_Detalles de la tarea:_
Extrae del listado de abajo, copiando cada línea tal cual, el tramo que empieza en la línea que contiene "question-12: 12. What" y termina en la que contiene "section-intro: 每段对话或独白读两遍。: [115, 69, 269, 85]", ambas incluidas.

_Listado a procesar:_
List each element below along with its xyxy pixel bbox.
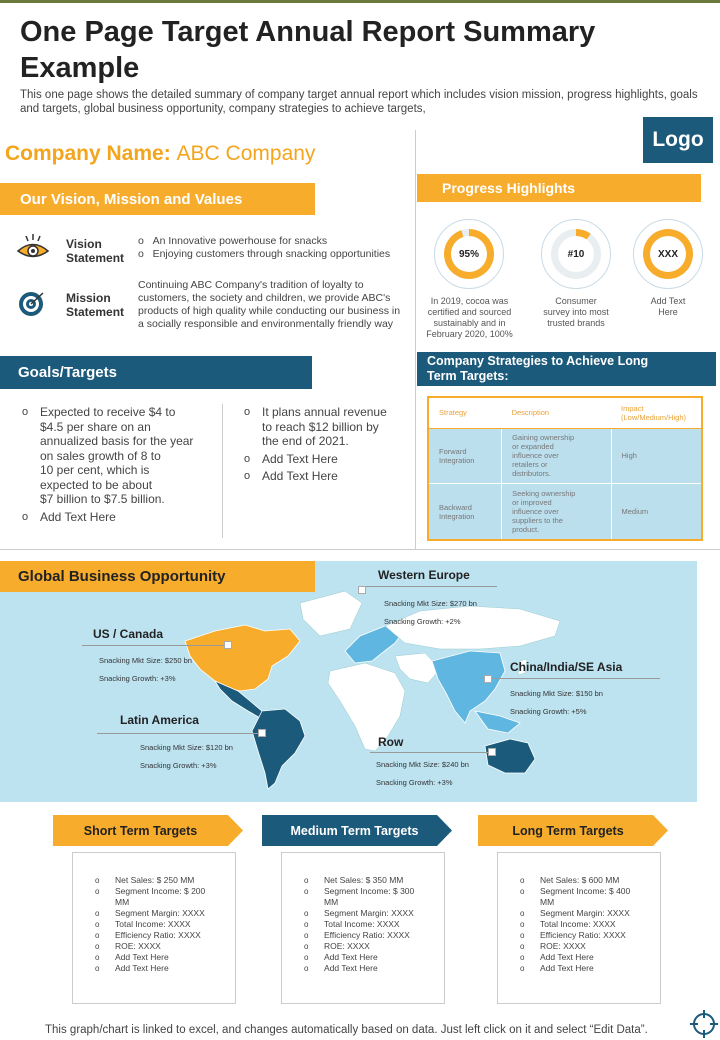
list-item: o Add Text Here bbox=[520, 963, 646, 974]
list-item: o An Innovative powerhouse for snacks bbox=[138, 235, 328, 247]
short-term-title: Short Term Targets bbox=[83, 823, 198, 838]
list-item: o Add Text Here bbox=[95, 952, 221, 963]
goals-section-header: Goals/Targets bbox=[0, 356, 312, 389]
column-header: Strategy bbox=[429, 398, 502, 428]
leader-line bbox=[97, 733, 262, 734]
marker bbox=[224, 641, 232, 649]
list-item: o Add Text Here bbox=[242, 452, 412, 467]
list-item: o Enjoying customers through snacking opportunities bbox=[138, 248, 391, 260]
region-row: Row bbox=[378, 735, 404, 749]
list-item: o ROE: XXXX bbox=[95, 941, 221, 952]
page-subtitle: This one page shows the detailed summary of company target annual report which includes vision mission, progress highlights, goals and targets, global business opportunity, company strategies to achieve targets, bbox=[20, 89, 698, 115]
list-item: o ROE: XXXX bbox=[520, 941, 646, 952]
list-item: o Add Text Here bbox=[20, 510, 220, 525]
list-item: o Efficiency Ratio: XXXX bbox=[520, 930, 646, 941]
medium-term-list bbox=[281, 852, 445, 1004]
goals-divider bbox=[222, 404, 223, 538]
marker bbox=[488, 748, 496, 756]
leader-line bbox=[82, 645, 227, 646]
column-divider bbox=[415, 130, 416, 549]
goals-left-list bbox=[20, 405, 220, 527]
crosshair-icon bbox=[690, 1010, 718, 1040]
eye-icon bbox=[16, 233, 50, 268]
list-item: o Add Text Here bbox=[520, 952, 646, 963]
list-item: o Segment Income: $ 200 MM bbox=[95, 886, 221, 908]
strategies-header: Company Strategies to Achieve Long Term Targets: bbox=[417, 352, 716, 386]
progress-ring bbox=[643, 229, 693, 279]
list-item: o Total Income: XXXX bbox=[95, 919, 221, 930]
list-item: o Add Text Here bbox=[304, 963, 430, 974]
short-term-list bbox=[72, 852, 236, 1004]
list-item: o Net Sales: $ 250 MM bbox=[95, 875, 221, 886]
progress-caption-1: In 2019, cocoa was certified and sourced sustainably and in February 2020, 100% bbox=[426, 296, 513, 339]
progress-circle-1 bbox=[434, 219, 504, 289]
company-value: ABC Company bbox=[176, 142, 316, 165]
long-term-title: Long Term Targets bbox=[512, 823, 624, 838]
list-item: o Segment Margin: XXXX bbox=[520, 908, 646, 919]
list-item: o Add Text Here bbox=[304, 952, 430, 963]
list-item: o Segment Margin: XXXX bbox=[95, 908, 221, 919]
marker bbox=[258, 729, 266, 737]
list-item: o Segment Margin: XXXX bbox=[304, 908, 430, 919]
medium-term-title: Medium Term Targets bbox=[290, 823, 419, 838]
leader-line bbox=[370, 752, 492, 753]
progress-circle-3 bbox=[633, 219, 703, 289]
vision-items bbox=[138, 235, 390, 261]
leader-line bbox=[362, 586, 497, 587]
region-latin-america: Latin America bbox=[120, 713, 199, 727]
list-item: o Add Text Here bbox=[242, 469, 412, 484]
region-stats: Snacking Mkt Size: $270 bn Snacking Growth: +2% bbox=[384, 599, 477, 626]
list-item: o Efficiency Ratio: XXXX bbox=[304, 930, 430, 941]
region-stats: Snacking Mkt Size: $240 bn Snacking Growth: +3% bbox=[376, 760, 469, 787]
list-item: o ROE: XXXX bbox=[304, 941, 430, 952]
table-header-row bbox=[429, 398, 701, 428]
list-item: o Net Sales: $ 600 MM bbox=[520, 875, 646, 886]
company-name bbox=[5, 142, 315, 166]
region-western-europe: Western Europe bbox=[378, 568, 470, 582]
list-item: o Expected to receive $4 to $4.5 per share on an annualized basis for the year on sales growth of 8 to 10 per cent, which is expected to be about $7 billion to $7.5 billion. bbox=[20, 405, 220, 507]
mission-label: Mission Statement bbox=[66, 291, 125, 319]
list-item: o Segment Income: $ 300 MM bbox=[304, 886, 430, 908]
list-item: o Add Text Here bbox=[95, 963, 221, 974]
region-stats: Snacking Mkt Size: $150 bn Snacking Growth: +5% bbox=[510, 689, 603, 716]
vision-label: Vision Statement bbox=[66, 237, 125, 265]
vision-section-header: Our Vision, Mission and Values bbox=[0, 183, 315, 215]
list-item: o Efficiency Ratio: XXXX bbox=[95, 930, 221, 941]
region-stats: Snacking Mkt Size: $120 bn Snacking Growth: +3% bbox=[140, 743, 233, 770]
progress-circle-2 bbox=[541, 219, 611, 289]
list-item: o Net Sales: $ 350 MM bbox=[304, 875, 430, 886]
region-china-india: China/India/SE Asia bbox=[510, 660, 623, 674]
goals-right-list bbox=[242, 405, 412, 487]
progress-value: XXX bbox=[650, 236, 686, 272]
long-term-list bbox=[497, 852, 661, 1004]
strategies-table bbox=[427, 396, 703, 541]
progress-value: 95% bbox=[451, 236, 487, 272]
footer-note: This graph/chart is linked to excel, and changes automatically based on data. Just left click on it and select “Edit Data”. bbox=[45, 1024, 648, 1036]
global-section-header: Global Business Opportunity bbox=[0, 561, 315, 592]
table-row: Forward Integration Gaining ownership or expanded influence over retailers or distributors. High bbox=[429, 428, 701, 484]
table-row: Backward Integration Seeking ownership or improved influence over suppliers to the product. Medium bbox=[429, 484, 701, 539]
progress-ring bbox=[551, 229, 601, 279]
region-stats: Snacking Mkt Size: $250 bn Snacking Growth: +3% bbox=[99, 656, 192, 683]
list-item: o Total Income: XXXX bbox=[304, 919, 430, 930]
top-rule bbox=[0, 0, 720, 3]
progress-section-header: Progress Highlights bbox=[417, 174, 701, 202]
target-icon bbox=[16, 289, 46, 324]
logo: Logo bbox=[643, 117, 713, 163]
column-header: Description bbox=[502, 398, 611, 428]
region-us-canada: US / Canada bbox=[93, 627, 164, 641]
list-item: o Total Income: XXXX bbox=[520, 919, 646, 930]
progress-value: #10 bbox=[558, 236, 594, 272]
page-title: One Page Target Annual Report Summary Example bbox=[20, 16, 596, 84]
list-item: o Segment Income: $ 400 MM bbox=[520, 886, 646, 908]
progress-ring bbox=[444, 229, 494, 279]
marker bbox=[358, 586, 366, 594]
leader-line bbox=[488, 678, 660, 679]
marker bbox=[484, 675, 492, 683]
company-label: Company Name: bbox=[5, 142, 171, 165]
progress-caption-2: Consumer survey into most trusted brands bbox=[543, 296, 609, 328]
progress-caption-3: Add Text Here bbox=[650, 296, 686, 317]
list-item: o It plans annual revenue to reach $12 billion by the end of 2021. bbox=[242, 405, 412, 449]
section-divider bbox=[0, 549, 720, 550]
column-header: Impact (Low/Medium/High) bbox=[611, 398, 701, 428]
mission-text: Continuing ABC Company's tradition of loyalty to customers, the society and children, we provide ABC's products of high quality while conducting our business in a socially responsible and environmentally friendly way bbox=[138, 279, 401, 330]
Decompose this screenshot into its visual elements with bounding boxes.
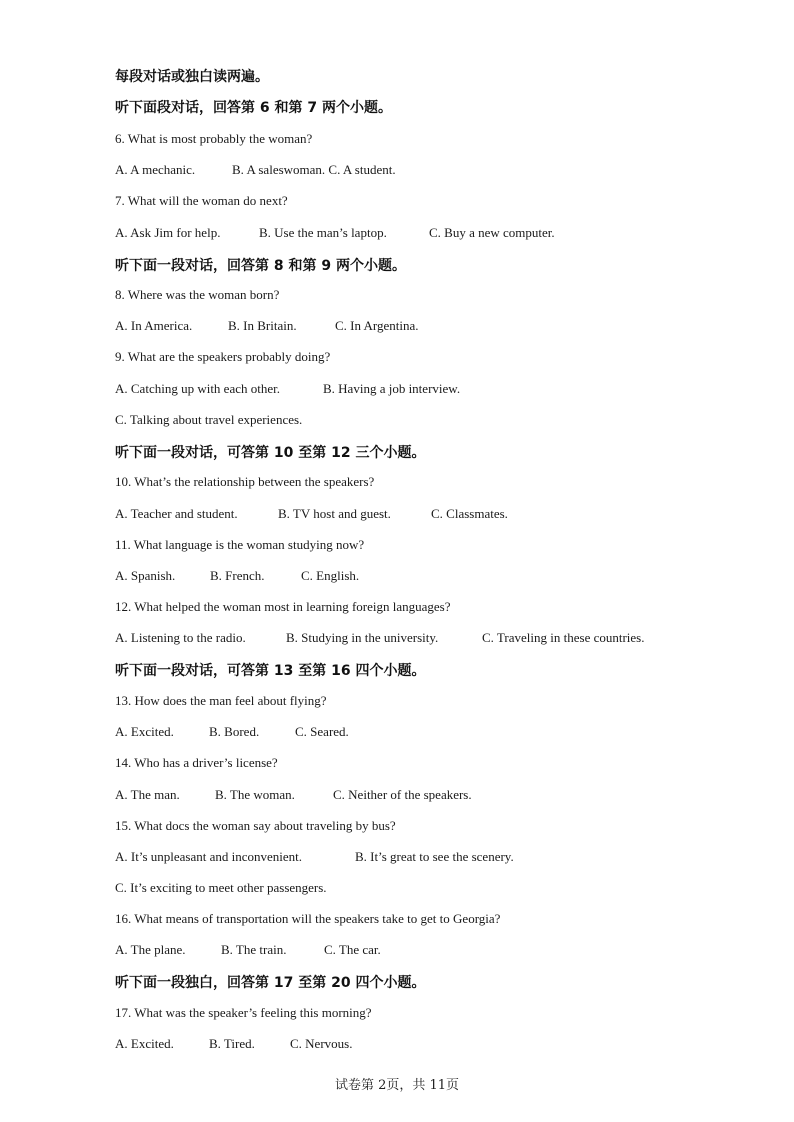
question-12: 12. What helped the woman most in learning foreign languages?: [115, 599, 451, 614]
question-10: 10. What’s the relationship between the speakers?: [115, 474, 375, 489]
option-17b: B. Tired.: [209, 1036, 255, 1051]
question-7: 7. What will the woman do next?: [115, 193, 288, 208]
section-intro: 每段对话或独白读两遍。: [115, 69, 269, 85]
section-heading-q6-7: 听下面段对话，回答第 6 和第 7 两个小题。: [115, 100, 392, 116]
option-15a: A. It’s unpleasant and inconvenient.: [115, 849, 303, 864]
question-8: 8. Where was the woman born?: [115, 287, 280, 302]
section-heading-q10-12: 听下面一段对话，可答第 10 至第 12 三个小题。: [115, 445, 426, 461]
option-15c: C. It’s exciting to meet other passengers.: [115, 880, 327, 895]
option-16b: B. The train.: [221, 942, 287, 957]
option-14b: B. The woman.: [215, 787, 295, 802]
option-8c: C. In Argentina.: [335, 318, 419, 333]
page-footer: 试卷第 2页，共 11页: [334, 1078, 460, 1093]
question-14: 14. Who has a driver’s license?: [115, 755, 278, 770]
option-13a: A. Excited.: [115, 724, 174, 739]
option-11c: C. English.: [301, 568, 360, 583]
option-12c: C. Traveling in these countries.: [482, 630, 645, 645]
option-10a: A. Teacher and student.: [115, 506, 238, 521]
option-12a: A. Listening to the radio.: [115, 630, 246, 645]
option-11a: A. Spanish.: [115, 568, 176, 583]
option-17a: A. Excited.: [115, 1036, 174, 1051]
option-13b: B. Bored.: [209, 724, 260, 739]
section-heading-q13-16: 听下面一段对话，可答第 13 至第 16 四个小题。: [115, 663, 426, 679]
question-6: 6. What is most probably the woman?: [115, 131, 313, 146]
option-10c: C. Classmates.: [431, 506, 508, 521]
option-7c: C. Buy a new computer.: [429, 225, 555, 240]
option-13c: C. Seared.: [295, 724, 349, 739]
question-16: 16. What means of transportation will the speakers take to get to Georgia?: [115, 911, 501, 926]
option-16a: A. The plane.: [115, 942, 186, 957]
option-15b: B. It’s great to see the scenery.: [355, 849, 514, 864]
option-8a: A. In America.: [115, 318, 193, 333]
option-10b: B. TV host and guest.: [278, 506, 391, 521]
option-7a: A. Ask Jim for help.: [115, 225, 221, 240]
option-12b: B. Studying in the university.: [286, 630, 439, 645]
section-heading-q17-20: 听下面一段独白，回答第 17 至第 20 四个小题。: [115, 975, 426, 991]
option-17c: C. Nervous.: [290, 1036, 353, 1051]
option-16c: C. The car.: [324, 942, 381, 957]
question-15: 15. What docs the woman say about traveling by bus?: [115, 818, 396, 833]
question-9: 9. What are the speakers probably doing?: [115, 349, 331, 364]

_Resultado:_
question-12: 12. What helped the woman most in learning foreign languages?: [115, 599, 451, 614]
question-10: 10. What’s the relationship between the speakers?: [115, 474, 375, 489]
option-17b: B. Tired.: [209, 1036, 255, 1051]
question-7: 7. What will the woman do next?: [115, 193, 288, 208]
section-intro: 每段对话或独白读两遍。: [115, 69, 269, 85]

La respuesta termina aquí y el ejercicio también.